Saved entries:
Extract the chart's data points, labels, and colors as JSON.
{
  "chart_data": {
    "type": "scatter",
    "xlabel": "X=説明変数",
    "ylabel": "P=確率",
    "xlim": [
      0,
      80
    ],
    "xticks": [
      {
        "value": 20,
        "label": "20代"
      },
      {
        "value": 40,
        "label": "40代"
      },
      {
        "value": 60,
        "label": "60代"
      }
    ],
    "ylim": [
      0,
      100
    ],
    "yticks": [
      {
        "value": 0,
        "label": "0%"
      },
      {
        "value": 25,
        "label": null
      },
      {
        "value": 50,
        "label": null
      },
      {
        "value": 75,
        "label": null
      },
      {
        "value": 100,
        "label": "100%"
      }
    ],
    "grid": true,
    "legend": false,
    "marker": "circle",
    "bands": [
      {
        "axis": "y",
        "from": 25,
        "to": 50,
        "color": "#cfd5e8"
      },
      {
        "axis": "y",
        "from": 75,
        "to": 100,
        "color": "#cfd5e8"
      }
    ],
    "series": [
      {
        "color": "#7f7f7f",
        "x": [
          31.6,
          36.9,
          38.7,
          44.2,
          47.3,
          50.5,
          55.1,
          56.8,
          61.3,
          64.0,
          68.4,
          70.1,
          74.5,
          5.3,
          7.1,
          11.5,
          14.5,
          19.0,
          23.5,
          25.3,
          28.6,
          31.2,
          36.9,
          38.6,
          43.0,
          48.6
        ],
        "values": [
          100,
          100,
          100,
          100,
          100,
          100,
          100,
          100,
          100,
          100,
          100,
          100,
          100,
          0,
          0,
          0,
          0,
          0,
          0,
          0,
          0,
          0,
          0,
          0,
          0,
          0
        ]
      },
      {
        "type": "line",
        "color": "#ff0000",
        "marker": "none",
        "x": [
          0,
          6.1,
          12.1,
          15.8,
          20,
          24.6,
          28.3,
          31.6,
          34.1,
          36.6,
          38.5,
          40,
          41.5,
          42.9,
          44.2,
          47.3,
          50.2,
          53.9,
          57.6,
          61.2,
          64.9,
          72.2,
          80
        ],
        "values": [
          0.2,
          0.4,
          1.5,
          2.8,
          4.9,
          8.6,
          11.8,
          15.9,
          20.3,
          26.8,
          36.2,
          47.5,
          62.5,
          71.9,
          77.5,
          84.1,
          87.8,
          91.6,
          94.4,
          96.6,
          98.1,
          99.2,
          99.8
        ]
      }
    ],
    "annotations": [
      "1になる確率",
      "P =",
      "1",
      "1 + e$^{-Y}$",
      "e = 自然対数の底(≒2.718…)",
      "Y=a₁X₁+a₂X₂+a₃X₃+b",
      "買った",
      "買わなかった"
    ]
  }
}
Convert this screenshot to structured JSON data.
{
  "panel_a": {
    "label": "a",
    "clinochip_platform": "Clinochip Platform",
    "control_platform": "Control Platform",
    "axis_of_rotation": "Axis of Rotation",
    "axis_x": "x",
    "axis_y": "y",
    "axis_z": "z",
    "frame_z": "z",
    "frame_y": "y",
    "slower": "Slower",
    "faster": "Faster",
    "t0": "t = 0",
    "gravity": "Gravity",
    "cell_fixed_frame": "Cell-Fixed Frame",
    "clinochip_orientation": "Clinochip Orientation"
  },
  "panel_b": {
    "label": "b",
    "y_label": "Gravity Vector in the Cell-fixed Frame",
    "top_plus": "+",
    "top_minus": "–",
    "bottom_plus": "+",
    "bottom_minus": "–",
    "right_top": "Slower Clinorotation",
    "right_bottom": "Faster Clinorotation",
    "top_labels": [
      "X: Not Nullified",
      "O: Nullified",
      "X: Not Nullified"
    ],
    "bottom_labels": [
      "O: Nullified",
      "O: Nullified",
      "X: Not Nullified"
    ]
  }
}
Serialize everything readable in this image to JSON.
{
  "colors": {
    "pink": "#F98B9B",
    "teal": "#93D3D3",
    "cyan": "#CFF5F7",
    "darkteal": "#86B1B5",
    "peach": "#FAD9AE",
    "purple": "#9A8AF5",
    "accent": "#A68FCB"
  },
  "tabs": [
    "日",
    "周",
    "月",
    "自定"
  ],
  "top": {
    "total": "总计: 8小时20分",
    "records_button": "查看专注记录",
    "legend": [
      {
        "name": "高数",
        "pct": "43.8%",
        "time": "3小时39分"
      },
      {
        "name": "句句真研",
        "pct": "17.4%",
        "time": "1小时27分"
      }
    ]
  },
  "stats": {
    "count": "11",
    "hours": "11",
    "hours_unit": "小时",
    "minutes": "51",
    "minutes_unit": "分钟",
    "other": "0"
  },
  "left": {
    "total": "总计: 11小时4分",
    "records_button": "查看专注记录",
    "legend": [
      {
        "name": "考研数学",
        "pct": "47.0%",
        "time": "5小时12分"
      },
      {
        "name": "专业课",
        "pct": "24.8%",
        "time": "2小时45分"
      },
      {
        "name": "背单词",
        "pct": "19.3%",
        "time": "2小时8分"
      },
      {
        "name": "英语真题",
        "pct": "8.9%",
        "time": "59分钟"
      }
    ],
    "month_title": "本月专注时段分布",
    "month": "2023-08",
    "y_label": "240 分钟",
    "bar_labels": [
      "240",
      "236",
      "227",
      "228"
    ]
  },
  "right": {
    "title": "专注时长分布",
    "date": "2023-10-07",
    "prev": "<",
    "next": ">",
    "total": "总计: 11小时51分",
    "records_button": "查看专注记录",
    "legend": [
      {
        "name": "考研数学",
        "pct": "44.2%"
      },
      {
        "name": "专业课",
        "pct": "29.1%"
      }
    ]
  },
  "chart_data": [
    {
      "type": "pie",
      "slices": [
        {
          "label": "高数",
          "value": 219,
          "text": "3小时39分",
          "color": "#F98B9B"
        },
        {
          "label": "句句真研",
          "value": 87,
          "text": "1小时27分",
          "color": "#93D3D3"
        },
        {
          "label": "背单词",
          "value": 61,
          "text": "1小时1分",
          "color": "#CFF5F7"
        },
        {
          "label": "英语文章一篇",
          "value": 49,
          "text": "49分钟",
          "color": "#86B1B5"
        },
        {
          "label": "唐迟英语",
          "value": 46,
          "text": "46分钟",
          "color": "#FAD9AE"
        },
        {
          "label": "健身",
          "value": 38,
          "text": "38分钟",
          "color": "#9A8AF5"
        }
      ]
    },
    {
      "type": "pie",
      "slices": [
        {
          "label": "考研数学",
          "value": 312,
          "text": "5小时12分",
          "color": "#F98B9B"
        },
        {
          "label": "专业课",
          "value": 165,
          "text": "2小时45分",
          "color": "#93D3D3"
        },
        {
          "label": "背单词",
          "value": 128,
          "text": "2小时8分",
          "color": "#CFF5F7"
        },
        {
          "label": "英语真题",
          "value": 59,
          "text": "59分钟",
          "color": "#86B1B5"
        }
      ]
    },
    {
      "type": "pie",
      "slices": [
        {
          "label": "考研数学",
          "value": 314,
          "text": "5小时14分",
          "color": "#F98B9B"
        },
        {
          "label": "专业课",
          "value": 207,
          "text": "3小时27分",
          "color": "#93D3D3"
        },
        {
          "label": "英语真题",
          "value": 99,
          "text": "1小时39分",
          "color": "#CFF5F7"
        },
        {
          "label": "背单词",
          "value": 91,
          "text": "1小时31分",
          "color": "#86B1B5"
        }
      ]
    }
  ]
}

**Stated exercise**
Work out how many lines of the data above contain the string "name" and give the number alone.

**Output of the task**
8